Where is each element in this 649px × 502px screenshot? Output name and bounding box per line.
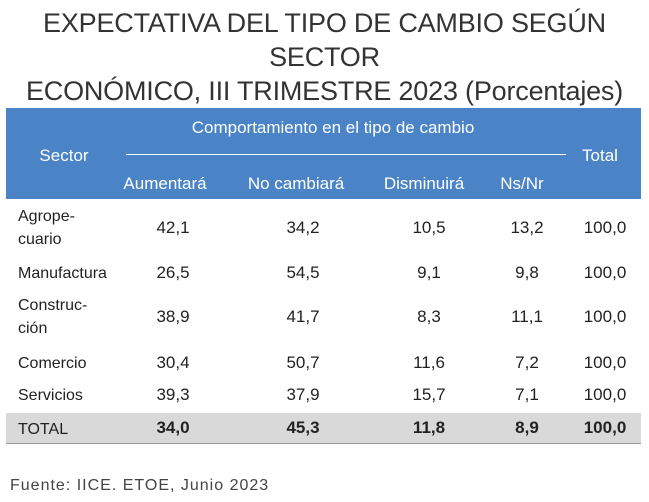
- table-header: Sector Comportamiento en el tipo de camb…: [6, 108, 641, 199]
- header-group: Comportamiento en el tipo de cambio: [191, 118, 475, 137]
- cell-no-cambiara: 41,7: [286, 307, 320, 326]
- table-row: Servicios 39,3 37,9 15,7 7,1 100,0: [6, 379, 641, 413]
- table-row: Manufactura 26,5 54,5 9,1 9,8 100,0: [6, 257, 641, 289]
- header-sector: Sector: [39, 146, 89, 165]
- cell-total: 100,0: [583, 385, 627, 404]
- header-aumentara: Aumentará: [123, 174, 207, 193]
- sector-line: Servicios: [18, 387, 83, 404]
- sector-line: TOTAL: [18, 421, 69, 438]
- cell-aumentara: 39,3: [156, 385, 190, 404]
- sector-line: cuario: [18, 231, 62, 248]
- chart-title: EXPECTATIVA DEL TIPO DE CAMBIO SEGÚN SEC…: [0, 6, 649, 108]
- total-disminuira: 11,8: [412, 418, 446, 437]
- total-row: TOTAL 34,0 45,3 11,8 8,9 100,0: [6, 413, 641, 444]
- table-row: Construc- ción 38,9 41,7 8,3 11,1 100,0: [6, 289, 641, 347]
- source-note: Fuente: IICE. ETOE, Junio 2023: [10, 477, 270, 494]
- cell-nsnr: 7,1: [515, 385, 539, 404]
- sector-line: Comercio: [18, 355, 87, 372]
- row-sector-label: Servicios: [18, 384, 83, 407]
- title-line-2: ECONÓMICO, III TRIMESTRE 2023 (Porcentaj…: [25, 76, 624, 106]
- row-sector-label: Construc- ción: [18, 294, 87, 340]
- header-nsnr: Ns/Nr: [500, 174, 544, 193]
- header-no-cambiara: No cambiará: [247, 174, 345, 193]
- cell-aumentara: 42,1: [156, 218, 190, 237]
- cell-disminuira: 8,3: [417, 307, 441, 326]
- header-disminuira: Disminuirá: [383, 174, 465, 193]
- total-row-label: TOTAL: [18, 418, 68, 441]
- cell-aumentara: 38,9: [156, 307, 190, 326]
- total-total: 100,0: [583, 418, 627, 437]
- cell-disminuira: 11,6: [413, 353, 445, 372]
- sector-line: Manufactura: [18, 265, 107, 282]
- cell-nsnr: 7,2: [515, 353, 539, 372]
- cell-no-cambiara: 34,2: [286, 218, 320, 237]
- cell-total: 100,0: [583, 263, 627, 282]
- cell-disminuira: 9,1: [417, 263, 441, 282]
- sector-line: ción: [18, 320, 48, 337]
- cell-nsnr: 13,2: [510, 218, 544, 237]
- cell-aumentara: 26,5: [156, 263, 190, 282]
- row-sector-label: Comercio: [18, 352, 86, 375]
- cell-total: 100,0: [583, 307, 627, 326]
- cell-no-cambiara: 37,9: [286, 385, 320, 404]
- cell-total: 100,0: [583, 218, 627, 237]
- cell-nsnr: 9,8: [515, 263, 539, 282]
- total-no-cambiara: 45,3: [286, 418, 320, 437]
- cell-no-cambiara: 54,5: [286, 263, 320, 282]
- title-line-1: EXPECTATIVA DEL TIPO DE CAMBIO SEGÚN SEC…: [43, 8, 606, 72]
- row-sector-label: Manufactura: [18, 262, 107, 285]
- cell-disminuira: 15,7: [412, 385, 446, 404]
- total-nsnr: 8,9: [515, 418, 539, 437]
- cell-total: 100,0: [583, 353, 627, 372]
- header-total: Total: [582, 146, 618, 165]
- row-sector-label: Agrope- cuario: [18, 205, 75, 251]
- table-row: Comercio 30,4 50,7 11,6 7,2 100,0: [6, 347, 641, 379]
- table-row: Agrope- cuario 42,1 34,2 10,5 13,2 100,0: [6, 199, 641, 257]
- cell-disminuira: 10,5: [412, 218, 446, 237]
- cell-aumentara: 30,4: [156, 353, 190, 372]
- header-group-rule: [126, 154, 566, 155]
- cell-nsnr: 11,1: [511, 307, 543, 326]
- total-aumentara: 34,0: [156, 418, 190, 437]
- cell-no-cambiara: 50,7: [286, 353, 320, 372]
- sector-line: Construc-: [18, 297, 88, 314]
- data-table: Sector Comportamiento en el tipo de camb…: [6, 108, 641, 444]
- table-bottom-rule: [6, 443, 641, 444]
- sector-line: Agrope-: [18, 208, 75, 225]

____

Reproduce the listing above with "screenshot" switched to "capture" and every other line left unchanged, omitting the picture.

Where is each element in this 649px × 502px capture? Output name and bounding box per line.
- table-header: Sector Comportamiento en el tipo de camb…: [6, 108, 641, 199]
- header-group: Comportamiento en el tipo de cambio: [191, 118, 475, 137]
- cell-no-cambiara: 41,7: [286, 307, 320, 326]
- table-row: Servicios 39,3 37,9 15,7 7,1 100,0: [6, 379, 641, 413]
- table-row: Manufactura 26,5 54,5 9,1 9,8 100,0: [6, 257, 641, 289]
- header-sector: Sector: [39, 146, 89, 165]
- cell-total: 100,0: [583, 385, 627, 404]
- header-aumentara: Aumentará: [123, 174, 207, 193]
- sector-line: Servicios: [18, 387, 83, 404]
- sector-line: TOTAL: [18, 421, 69, 438]
- cell-aumentara: 39,3: [156, 385, 190, 404]
- sector-line: cuario: [18, 231, 62, 248]
- chart-title: EXPECTATIVA DEL TIPO DE CAMBIO SEGÚN SEC…: [0, 6, 649, 108]
- total-disminuira: 11,8: [412, 418, 446, 437]
- total-row: TOTAL 34,0 45,3 11,8 8,9 100,0: [6, 413, 641, 444]
- table-row: Construc- ción 38,9 41,7 8,3 11,1 100,0: [6, 289, 641, 347]
- source-note: Fuente: IICE. ETOE, Junio 2023: [10, 477, 270, 494]
- cell-nsnr: 7,1: [515, 385, 539, 404]
- sector-line: Comercio: [18, 355, 87, 372]
- row-sector-label: Servicios: [18, 384, 83, 407]
- title-line-2: ECONÓMICO, III TRIMESTRE 2023 (Porcentaj…: [25, 76, 624, 106]
- row-sector-label: Construc- ción: [18, 294, 87, 340]
- header-nsnr: Ns/Nr: [500, 174, 544, 193]
- header-no-cambiara: No cambiará: [247, 174, 345, 193]
- cell-aumentara: 42,1: [156, 218, 190, 237]
- cell-disminuira: 8,3: [417, 307, 441, 326]
- header-disminuira: Disminuirá: [383, 174, 465, 193]
- total-row-label: TOTAL: [18, 418, 68, 441]
- cell-aumentara: 38,9: [156, 307, 190, 326]
- total-total: 100,0: [583, 418, 627, 437]
- cell-disminuira: 11,6: [413, 353, 445, 372]
- sector-line: Manufactura: [18, 265, 107, 282]
- cell-nsnr: 7,2: [515, 353, 539, 372]
- cell-no-cambiara: 34,2: [286, 218, 320, 237]
- cell-total: 100,0: [583, 263, 627, 282]
- cell-disminuira: 9,1: [417, 263, 441, 282]
- sector-line: ción: [18, 320, 48, 337]
- cell-nsnr: 13,2: [510, 218, 544, 237]
- cell-aumentara: 26,5: [156, 263, 190, 282]
- row-sector-label: Comercio: [18, 352, 86, 375]
- cell-total: 100,0: [583, 307, 627, 326]
- cell-no-cambiara: 37,9: [286, 385, 320, 404]
- cell-total: 100,0: [583, 218, 627, 237]
- cell-nsnr: 9,8: [515, 263, 539, 282]
- total-no-cambiara: 45,3: [286, 418, 320, 437]
- cell-no-cambiara: 54,5: [286, 263, 320, 282]
- title-line-1: EXPECTATIVA DEL TIPO DE CAMBIO SEGÚN SEC…: [43, 8, 606, 72]
- row-sector-label: Manufactura: [18, 262, 107, 285]
- cell-disminuira: 15,7: [412, 385, 446, 404]
- total-nsnr: 8,9: [515, 418, 539, 437]
- cell-total: 100,0: [583, 353, 627, 372]
- header-total: Total: [582, 146, 618, 165]
- row-sector-label: Agrope- cuario: [18, 205, 75, 251]
- table-row: Comercio 30,4 50,7 11,6 7,2 100,0: [6, 347, 641, 379]
- table-row: Agrope- cuario 42,1 34,2 10,5 13,2 100,0: [6, 199, 641, 257]
- cell-disminuira: 10,5: [412, 218, 446, 237]
- cell-aumentara: 30,4: [156, 353, 190, 372]
- header-group-rule: [126, 154, 566, 155]
- cell-nsnr: 11,1: [511, 307, 543, 326]
- total-aumentara: 34,0: [156, 418, 190, 437]
- cell-no-cambiara: 50,7: [286, 353, 320, 372]
- sector-line: Construc-: [18, 297, 88, 314]
- data-table: Sector Comportamiento en el tipo de camb…: [6, 108, 641, 444]
- table-bottom-rule: [6, 443, 641, 444]
- sector-line: Agrope-: [18, 208, 75, 225]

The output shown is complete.